***** Dataset records *****
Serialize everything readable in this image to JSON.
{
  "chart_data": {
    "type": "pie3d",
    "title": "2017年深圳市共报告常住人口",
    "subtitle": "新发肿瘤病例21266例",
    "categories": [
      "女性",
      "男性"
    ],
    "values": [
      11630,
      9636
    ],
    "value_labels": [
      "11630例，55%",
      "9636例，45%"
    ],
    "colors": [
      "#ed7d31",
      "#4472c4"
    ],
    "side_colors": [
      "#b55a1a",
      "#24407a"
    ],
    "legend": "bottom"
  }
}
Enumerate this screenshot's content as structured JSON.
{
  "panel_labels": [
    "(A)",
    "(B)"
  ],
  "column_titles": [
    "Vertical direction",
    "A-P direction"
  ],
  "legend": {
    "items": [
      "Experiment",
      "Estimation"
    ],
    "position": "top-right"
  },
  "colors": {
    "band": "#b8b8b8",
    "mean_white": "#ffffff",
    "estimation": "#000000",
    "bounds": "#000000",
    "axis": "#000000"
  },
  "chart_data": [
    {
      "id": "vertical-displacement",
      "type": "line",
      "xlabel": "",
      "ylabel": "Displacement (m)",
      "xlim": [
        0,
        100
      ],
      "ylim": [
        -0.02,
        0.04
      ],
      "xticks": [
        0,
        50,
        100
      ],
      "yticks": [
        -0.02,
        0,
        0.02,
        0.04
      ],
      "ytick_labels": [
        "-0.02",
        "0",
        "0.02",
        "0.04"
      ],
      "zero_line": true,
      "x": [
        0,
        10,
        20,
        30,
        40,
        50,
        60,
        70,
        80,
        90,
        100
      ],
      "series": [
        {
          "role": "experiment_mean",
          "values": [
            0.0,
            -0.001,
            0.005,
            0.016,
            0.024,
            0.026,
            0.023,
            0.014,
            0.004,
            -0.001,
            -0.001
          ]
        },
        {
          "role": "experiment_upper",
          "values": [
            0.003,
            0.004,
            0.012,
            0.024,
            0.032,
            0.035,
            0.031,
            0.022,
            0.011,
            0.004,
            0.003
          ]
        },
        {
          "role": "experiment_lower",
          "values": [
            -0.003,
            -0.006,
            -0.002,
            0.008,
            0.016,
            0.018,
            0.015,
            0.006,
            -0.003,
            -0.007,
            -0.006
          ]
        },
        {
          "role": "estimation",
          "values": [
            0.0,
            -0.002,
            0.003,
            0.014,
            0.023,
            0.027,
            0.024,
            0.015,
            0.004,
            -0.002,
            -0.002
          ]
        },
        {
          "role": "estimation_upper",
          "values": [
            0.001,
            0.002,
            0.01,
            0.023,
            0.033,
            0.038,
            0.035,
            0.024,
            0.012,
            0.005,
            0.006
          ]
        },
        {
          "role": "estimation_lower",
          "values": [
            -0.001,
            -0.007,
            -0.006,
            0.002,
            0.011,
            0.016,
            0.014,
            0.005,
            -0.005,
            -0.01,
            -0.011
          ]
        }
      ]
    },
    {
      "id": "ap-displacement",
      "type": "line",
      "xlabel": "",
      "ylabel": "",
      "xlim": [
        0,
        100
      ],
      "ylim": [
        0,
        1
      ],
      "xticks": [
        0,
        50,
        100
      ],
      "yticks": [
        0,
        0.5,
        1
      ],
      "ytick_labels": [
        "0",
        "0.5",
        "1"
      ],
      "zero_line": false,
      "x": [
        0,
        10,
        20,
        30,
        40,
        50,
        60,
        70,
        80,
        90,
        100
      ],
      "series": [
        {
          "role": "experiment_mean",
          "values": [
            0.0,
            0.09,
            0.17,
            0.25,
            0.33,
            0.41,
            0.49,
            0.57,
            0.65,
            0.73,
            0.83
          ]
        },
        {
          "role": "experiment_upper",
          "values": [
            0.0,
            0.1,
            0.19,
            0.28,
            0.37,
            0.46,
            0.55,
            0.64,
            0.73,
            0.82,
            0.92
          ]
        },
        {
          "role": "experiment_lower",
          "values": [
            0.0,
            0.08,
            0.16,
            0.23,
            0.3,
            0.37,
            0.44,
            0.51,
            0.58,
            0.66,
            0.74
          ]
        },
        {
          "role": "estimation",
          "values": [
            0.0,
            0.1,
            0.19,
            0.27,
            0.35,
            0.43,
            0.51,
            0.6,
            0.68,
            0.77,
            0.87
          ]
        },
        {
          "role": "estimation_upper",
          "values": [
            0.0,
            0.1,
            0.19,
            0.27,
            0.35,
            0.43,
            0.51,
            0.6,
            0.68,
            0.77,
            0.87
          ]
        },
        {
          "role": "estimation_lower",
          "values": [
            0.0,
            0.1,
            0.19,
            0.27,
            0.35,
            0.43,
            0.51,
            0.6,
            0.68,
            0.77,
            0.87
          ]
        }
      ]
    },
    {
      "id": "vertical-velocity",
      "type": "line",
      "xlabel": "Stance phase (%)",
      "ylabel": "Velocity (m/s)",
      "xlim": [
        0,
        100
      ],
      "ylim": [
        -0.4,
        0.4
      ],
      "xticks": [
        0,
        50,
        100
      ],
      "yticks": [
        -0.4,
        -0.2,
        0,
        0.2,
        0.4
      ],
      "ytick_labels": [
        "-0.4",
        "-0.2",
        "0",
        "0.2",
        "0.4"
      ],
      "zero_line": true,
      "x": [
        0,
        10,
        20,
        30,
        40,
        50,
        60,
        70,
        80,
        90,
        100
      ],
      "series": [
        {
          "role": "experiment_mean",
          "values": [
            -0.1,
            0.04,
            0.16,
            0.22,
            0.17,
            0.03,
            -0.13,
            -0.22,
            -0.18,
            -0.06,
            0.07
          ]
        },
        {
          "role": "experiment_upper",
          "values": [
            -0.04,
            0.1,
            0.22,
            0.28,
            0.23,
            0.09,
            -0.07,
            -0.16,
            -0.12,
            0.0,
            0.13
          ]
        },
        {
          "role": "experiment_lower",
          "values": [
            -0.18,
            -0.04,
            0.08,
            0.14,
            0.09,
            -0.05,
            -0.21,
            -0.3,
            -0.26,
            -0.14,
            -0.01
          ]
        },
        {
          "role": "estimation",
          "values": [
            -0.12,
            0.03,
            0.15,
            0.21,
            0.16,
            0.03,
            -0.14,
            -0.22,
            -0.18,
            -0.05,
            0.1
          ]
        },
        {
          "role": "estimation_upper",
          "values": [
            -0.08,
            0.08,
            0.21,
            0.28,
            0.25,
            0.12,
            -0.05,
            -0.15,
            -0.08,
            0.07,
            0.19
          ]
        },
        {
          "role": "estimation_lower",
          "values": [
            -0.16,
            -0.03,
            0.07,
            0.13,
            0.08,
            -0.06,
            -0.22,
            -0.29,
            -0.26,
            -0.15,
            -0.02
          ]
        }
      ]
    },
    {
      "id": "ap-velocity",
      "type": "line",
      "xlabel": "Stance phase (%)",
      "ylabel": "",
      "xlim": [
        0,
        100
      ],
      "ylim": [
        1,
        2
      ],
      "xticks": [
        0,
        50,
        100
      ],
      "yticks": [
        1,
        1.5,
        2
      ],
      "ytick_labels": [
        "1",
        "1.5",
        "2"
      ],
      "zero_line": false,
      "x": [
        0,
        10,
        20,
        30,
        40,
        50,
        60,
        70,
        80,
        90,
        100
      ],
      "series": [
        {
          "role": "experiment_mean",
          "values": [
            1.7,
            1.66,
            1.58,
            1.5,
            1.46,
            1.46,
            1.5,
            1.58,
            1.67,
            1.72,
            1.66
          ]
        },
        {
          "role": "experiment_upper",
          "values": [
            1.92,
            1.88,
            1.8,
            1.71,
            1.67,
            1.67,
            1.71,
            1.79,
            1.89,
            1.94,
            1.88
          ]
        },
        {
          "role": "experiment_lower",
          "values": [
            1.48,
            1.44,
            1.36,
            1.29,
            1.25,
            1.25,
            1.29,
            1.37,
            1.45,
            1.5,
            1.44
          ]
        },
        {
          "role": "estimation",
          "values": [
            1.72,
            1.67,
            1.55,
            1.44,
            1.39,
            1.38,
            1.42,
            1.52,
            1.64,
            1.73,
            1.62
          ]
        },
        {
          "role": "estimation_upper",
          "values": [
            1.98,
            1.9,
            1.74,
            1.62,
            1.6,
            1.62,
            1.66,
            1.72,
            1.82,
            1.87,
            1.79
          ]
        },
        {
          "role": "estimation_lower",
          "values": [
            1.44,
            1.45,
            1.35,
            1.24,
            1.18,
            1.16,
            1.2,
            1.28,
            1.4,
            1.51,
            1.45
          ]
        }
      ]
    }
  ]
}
*****
» What is required
Copy each line holding the word "ylabel" from the listing above.

» Task response
      "ylabel": "Displacement (m)",
      "ylabel": "",
      "ylabel": "Velocity (m/s)",
      "ylabel": "",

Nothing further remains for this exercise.